## INSTRUCTIONS FOR THE TASK
Determine the number of lines containing the word "curvilíneas". Reply with it and nothing else.

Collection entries
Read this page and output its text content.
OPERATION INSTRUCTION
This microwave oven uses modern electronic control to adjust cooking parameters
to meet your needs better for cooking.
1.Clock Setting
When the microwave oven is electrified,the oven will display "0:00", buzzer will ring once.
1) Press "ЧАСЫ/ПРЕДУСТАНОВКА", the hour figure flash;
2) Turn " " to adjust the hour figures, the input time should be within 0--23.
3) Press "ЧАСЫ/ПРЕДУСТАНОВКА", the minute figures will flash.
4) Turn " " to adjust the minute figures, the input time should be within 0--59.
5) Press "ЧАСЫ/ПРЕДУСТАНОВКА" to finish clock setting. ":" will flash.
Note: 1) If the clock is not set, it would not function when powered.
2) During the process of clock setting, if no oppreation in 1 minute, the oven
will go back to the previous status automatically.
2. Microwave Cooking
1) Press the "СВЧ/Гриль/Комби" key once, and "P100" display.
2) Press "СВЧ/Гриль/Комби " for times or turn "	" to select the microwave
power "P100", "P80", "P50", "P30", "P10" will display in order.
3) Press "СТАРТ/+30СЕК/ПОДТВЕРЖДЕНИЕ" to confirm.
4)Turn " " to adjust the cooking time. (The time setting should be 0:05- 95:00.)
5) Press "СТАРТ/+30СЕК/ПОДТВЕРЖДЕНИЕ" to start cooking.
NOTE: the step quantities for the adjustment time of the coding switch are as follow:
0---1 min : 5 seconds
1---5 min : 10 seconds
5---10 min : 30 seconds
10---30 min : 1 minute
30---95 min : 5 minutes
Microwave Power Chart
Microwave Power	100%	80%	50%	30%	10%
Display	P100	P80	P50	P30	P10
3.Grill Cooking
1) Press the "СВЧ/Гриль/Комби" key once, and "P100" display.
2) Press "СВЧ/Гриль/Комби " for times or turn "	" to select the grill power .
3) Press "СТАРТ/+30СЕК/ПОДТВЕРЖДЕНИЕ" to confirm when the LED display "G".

==

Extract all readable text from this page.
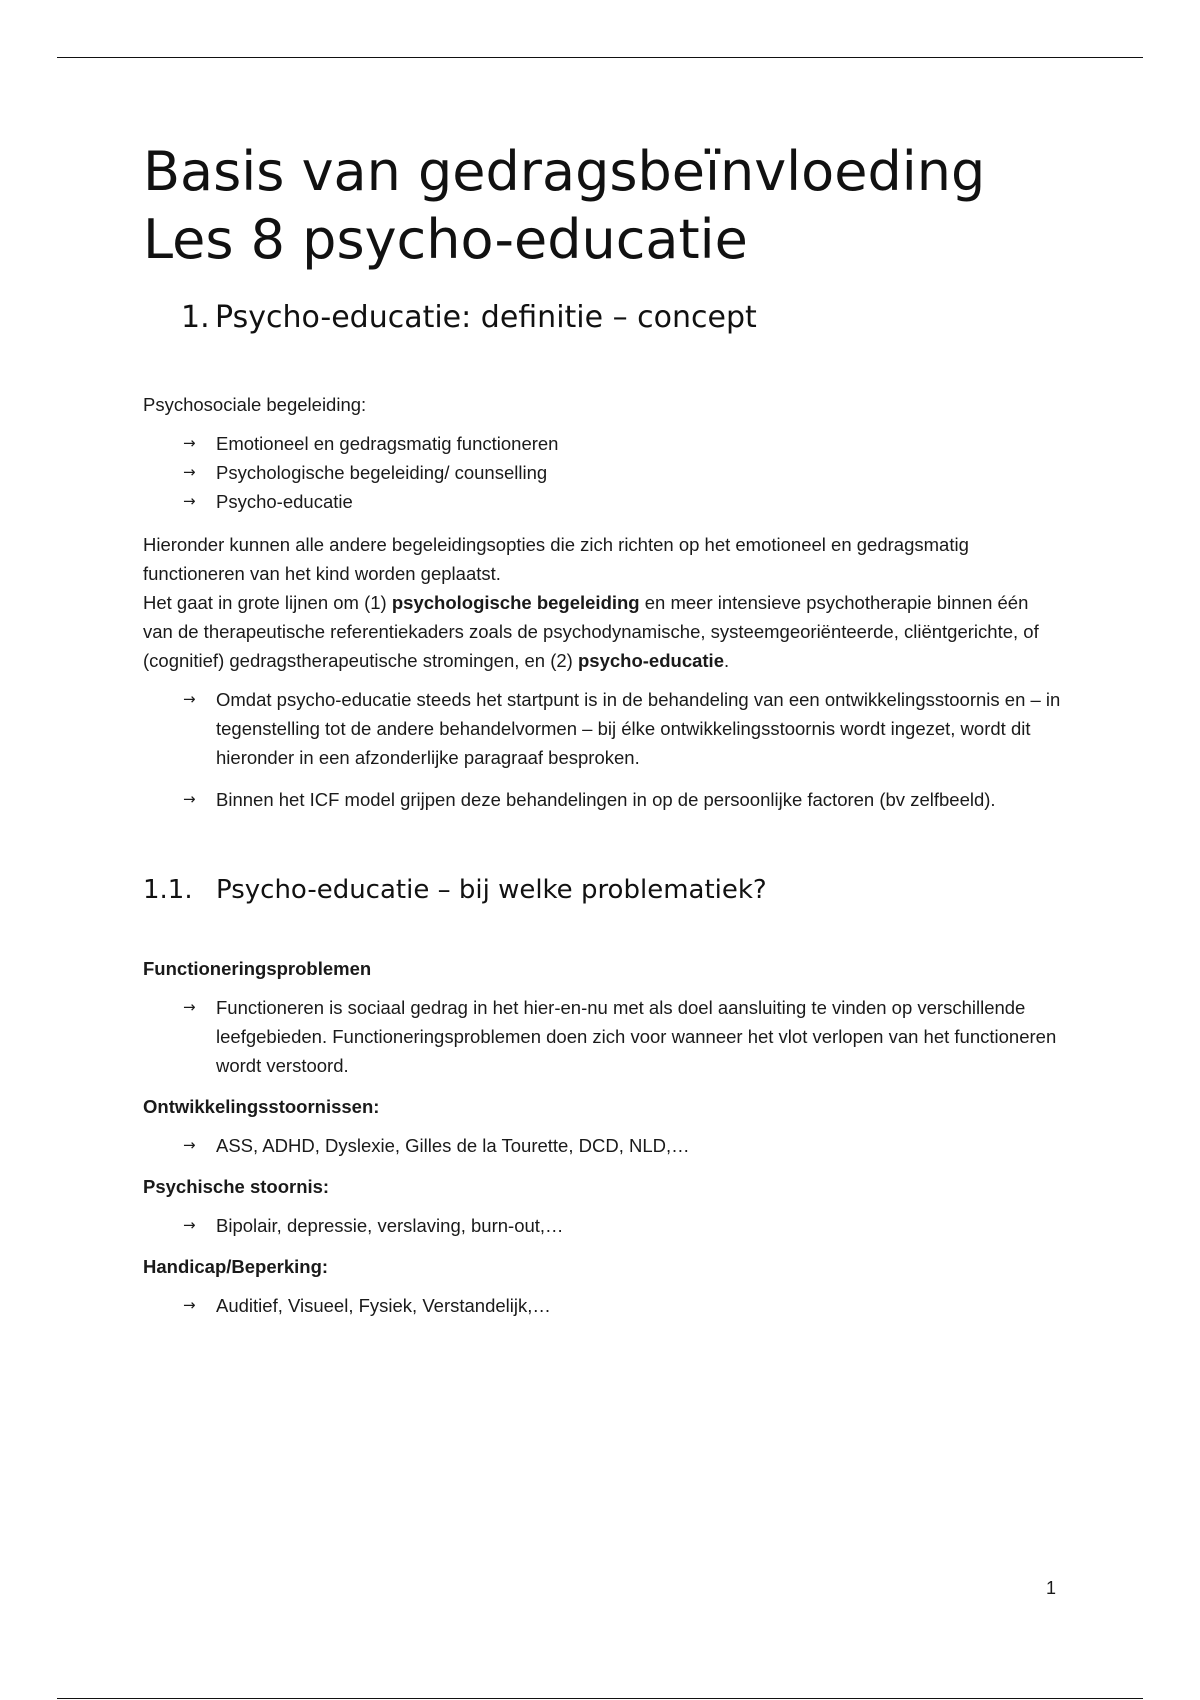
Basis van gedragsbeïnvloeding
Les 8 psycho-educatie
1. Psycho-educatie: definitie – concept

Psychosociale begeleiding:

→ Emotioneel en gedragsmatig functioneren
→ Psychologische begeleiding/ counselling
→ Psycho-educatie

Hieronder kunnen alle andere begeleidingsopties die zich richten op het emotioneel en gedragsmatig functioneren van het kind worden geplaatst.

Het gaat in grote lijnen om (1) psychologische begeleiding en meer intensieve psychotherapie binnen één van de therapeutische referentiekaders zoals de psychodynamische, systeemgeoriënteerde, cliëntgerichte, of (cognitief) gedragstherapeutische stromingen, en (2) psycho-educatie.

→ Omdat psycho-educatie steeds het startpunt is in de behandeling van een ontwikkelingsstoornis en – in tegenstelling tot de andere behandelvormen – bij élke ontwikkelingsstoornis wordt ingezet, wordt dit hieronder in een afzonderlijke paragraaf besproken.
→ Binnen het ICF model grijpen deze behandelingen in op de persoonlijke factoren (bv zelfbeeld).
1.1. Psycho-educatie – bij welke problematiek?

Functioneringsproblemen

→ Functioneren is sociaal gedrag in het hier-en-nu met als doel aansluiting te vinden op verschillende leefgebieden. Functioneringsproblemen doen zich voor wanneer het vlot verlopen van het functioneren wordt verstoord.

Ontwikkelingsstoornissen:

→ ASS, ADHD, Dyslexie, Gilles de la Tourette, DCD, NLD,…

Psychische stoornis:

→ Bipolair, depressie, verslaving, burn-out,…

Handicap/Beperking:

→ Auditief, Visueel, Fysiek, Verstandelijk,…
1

--

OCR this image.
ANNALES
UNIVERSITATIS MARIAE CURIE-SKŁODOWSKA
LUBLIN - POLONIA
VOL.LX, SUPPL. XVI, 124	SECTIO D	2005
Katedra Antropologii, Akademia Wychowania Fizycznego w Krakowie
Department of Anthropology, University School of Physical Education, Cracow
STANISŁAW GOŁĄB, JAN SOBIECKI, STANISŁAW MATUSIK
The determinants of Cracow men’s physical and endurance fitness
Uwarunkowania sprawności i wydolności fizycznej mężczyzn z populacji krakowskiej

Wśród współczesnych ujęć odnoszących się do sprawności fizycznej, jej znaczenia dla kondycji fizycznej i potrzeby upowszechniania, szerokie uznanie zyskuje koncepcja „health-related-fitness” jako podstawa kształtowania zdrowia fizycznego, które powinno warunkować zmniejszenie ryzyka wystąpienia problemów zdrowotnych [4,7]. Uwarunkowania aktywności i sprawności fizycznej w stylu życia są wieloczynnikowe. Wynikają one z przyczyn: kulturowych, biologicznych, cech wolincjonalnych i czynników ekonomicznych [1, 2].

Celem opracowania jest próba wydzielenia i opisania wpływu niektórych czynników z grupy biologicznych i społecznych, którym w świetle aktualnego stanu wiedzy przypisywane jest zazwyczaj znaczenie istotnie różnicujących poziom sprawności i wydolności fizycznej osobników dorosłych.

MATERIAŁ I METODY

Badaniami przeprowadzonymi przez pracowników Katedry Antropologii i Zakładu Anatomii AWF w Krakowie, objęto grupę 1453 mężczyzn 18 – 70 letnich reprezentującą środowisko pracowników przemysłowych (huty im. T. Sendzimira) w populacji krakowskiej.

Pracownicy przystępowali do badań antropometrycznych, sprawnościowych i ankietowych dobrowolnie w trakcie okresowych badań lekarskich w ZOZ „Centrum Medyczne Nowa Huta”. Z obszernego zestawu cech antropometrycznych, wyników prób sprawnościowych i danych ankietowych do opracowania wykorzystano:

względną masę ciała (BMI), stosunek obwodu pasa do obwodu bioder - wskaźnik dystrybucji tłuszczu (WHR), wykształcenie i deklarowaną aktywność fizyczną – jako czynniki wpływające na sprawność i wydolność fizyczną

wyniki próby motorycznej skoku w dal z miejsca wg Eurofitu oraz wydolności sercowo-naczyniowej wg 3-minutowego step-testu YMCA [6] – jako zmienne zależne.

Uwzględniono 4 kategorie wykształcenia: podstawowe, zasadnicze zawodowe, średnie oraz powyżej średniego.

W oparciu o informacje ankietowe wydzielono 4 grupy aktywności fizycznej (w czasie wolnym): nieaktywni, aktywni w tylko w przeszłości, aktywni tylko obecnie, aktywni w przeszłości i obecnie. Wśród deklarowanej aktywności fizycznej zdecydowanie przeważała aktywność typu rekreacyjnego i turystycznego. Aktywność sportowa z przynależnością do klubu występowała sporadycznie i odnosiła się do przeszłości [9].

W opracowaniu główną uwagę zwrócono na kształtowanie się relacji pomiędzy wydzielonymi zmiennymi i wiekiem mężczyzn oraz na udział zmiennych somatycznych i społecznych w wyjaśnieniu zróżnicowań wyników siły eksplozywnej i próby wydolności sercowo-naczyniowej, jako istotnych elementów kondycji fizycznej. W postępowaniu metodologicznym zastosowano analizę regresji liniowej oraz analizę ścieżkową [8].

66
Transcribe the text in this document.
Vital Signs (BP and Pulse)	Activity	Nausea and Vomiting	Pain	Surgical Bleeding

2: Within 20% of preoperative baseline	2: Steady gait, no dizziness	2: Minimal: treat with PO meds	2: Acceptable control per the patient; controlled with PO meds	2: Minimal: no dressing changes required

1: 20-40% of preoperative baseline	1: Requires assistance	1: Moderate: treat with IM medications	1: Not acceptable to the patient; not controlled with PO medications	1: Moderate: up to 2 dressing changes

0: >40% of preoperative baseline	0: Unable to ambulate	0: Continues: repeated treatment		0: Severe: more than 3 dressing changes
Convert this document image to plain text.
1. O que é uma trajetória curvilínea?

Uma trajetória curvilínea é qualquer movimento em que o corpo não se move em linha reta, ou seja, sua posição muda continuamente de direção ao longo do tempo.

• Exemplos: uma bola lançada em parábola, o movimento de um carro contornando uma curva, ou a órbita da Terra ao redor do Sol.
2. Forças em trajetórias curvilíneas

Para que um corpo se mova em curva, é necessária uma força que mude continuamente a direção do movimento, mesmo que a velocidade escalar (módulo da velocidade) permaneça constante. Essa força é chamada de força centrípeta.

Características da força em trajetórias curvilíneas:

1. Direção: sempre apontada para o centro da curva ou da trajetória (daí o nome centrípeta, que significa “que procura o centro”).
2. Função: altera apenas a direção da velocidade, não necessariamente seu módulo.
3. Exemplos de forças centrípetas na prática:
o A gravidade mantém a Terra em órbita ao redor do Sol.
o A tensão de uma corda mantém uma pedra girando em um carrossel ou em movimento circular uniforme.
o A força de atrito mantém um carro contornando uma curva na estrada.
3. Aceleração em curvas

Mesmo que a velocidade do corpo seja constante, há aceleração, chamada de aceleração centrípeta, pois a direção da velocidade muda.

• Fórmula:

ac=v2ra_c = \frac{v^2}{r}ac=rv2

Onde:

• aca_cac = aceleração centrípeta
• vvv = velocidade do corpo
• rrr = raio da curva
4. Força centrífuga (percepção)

## SOLVED PROBLEM
2